▶ Goal: Here are some records. Copy each one exactly.

▶ Raw data:
┏━━

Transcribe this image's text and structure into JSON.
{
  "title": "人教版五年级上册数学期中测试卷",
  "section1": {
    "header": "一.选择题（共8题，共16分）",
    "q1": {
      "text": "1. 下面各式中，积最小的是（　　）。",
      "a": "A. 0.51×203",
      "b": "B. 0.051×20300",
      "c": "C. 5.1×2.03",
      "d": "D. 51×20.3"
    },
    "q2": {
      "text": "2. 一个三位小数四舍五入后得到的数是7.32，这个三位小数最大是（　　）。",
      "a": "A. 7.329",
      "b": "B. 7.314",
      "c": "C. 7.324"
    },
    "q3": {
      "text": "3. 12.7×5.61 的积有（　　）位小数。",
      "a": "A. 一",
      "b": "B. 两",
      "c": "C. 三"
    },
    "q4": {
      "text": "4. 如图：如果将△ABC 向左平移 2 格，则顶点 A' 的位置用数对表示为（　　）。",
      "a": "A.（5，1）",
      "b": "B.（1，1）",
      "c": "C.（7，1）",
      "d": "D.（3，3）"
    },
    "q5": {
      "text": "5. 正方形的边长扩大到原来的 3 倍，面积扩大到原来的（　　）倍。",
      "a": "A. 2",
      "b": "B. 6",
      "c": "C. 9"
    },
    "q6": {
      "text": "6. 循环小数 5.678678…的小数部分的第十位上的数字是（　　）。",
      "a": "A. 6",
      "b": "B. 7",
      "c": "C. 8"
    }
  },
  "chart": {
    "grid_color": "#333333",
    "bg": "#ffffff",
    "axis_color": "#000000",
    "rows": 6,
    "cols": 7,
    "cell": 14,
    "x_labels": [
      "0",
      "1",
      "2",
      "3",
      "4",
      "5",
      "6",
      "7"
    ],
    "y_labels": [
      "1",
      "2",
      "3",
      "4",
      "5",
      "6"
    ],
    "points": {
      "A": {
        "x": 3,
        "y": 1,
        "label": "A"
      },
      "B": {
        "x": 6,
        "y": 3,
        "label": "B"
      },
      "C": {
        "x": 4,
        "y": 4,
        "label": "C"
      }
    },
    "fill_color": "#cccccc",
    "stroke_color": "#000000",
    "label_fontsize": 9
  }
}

┗━━

▶ Full response:
Transcribe this image's text and structure into JSON.
{
  "title": "人教版五年级上册数学期中测试卷",
  "section1": {
    "header": "一.选择题（共8题，共16分）",
    "q1": {
      "text": "1. 下面各式中，积最小的是（　　）。",
      "a": "A. 0.51×203",
      "b": "B. 0.051×20300",
      "c": "C. 5.1×2.03",
      "d": "D. 51×20.3"
    },
    "q2": {
      "text": "2. 一个三位小数四舍五入后得到的数是7.32，这个三位小数最大是（　　）。",
      "a": "A. 7.329",
      "b": "B. 7.314",
      "c": "C. 7.324"
    },
    "q3": {
      "text": "3. 12.7×5.61 的积有（　　）位小数。",
      "a": "A. 一",
      "b": "B. 两",
      "c": "C. 三"
    },
    "q4": {
      "text": "4. 如图：如果将△ABC 向左平移 2 格，则顶点 A' 的位置用数对表示为（　　）。",
      "a": "A.（5，1）",
      "b": "B.（1，1）",
      "c": "C.（7，1）",
      "d": "D.（3，3）"
    },
    "q5": {
      "text": "5. 正方形的边长扩大到原来的 3 倍，面积扩大到原来的（　　）倍。",
      "a": "A. 2",
      "b": "B. 6",
      "c": "C. 9"
    },
    "q6": {
      "text": "6. 循环小数 5.678678…的小数部分的第十位上的数字是（　　）。",
      "a": "A. 6",
      "b": "B. 7",
      "c": "C. 8"
    }
  },
  "chart": {
    "grid_color": "#333333",
    "bg": "#ffffff",
    "axis_color": "#000000",
    "rows": 6,
    "cols": 7,
    "cell": 14,
    "x_labels": [
      "0",
      "1",
      "2",
      "3",
      "4",
      "5",
      "6",
      "7"
    ],
    "y_labels": [
      "1",
      "2",
      "3",
      "4",
      "5",
      "6"
    ],
    "points": {
      "A": {
        "x": 3,
        "y": 1,
        "label": "A"
      },
      "B": {
        "x": 6,
        "y": 3,
        "label": "B"
      },
      "C": {
        "x": 4,
        "y": 4,
        "label": "C"
      }
    },
    "fill_color": "#cccccc",
    "stroke_color": "#000000",
    "label_fontsize": 9
  }
}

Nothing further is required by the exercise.